• **AIM OF THE EXERCISE**: The listing below should be printed exactly, every line of it. Skip the pictures.

• **THE INPUT**:
━━━━

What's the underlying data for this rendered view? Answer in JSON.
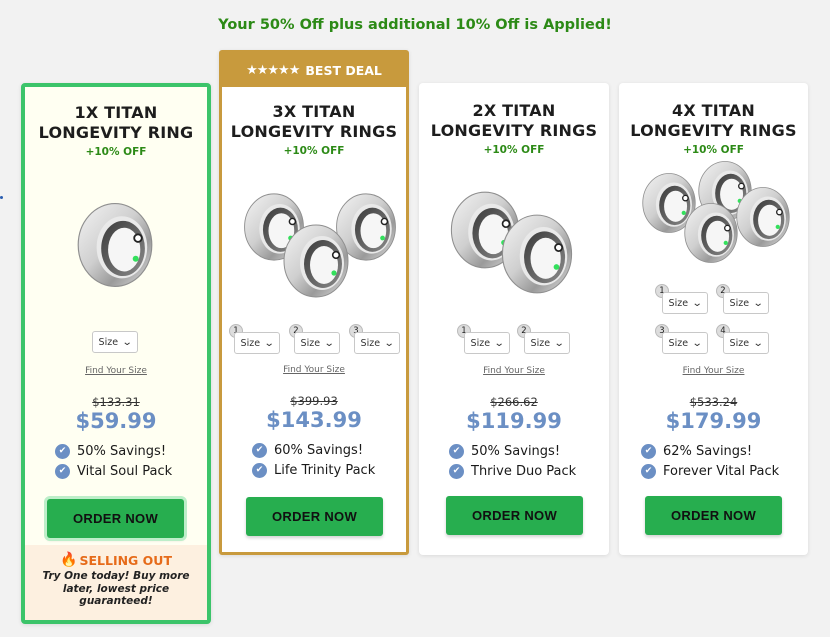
{
  "banner": "Your 50% Off plus additional 10% Off is Applied!",
  "colors": {
    "accent_green": "#2c8a16",
    "price_blue": "#6b8fc4",
    "order_green": "#27ae4f",
    "gold": "#c89a3d",
    "selected_border": "#3cc46a"
  },
  "size_label": "Size",
  "find_size": "Find Your Size",
  "order_label": "ORDER NOW",
  "best_deal": {
    "stars": "★★★★★",
    "label": "BEST DEAL"
  },
  "selling_out": {
    "header": "SELLING OUT",
    "message": "Try One today! Buy more later, lowest price guaranteed!",
    "icon": "flame-icon"
  },
  "cards": [
    {
      "title1": "1X TITAN",
      "title2": "LONGEVITY RING",
      "off": "+10% OFF",
      "old_price": "$133.31",
      "price": "$59.99",
      "perks": [
        "50% Savings!",
        "Vital Soul Pack"
      ],
      "selected": true
    },
    {
      "title1": "3X TITAN",
      "title2": "LONGEVITY RINGS",
      "off": "+10% OFF",
      "old_price": "$399.93",
      "price": "$143.99",
      "perks": [
        "60% Savings!",
        "Life Trinity Pack"
      ],
      "sizes": [
        "1",
        "2",
        "3"
      ]
    },
    {
      "title1": "2X TITAN",
      "title2": "LONGEVITY RINGS",
      "off": "+10% OFF",
      "old_price": "$266.62",
      "price": "$119.99",
      "perks": [
        "50% Savings!",
        "Thrive Duo Pack"
      ],
      "sizes": [
        "1",
        "2"
      ]
    },
    {
      "title1": "4X TITAN",
      "title2": "LONGEVITY RINGS",
      "off": "+10% OFF",
      "old_price": "$533.24",
      "price": "$179.99",
      "perks": [
        "62% Savings!",
        "Forever Vital Pack"
      ],
      "sizes": [
        "1",
        "2",
        "3",
        "4"
      ]
    }
  ]
}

━━━━

• **WRITTEN RESPONSE**:
What's the underlying data for this rendered view? Answer in JSON.
{
  "banner": "Your 50% Off plus additional 10% Off is Applied!",
  "colors": {
    "accent_green": "#2c8a16",
    "price_blue": "#6b8fc4",
    "order_green": "#27ae4f",
    "gold": "#c89a3d",
    "selected_border": "#3cc46a"
  },
  "size_label": "Size",
  "find_size": "Find Your Size",
  "order_label": "ORDER NOW",
  "best_deal": {
    "stars": "★★★★★",
    "label": "BEST DEAL"
  },
  "selling_out": {
    "header": "SELLING OUT",
    "message": "Try One today! Buy more later, lowest price guaranteed!",
    "icon": "flame-icon"
  },
  "cards": [
    {
      "title1": "1X TITAN",
      "title2": "LONGEVITY RING",
      "off": "+10% OFF",
      "old_price": "$133.31",
      "price": "$59.99",
      "perks": [
        "50% Savings!",
        "Vital Soul Pack"
      ],
      "selected": true
    },
    {
      "title1": "3X TITAN",
      "title2": "LONGEVITY RINGS",
      "off": "+10% OFF",
      "old_price": "$399.93",
      "price": "$143.99",
      "perks": [
        "60% Savings!",
        "Life Trinity Pack"
      ],
      "sizes": [
        "1",
        "2",
        "3"
      ]
    },
    {
      "title1": "2X TITAN",
      "title2": "LONGEVITY RINGS",
      "off": "+10% OFF",
      "old_price": "$266.62",
      "price": "$119.99",
      "perks": [
        "50% Savings!",
        "Thrive Duo Pack"
      ],
      "sizes": [
        "1",
        "2"
      ]
    },
    {
      "title1": "4X TITAN",
      "title2": "LONGEVITY RINGS",
      "off": "+10% OFF",
      "old_price": "$533.24",
      "price": "$179.99",
      "perks": [
        "62% Savings!",
        "Forever Vital Pack"
      ],
      "sizes": [
        "1",
        "2",
        "3",
        "4"
      ]
    }
  ]
}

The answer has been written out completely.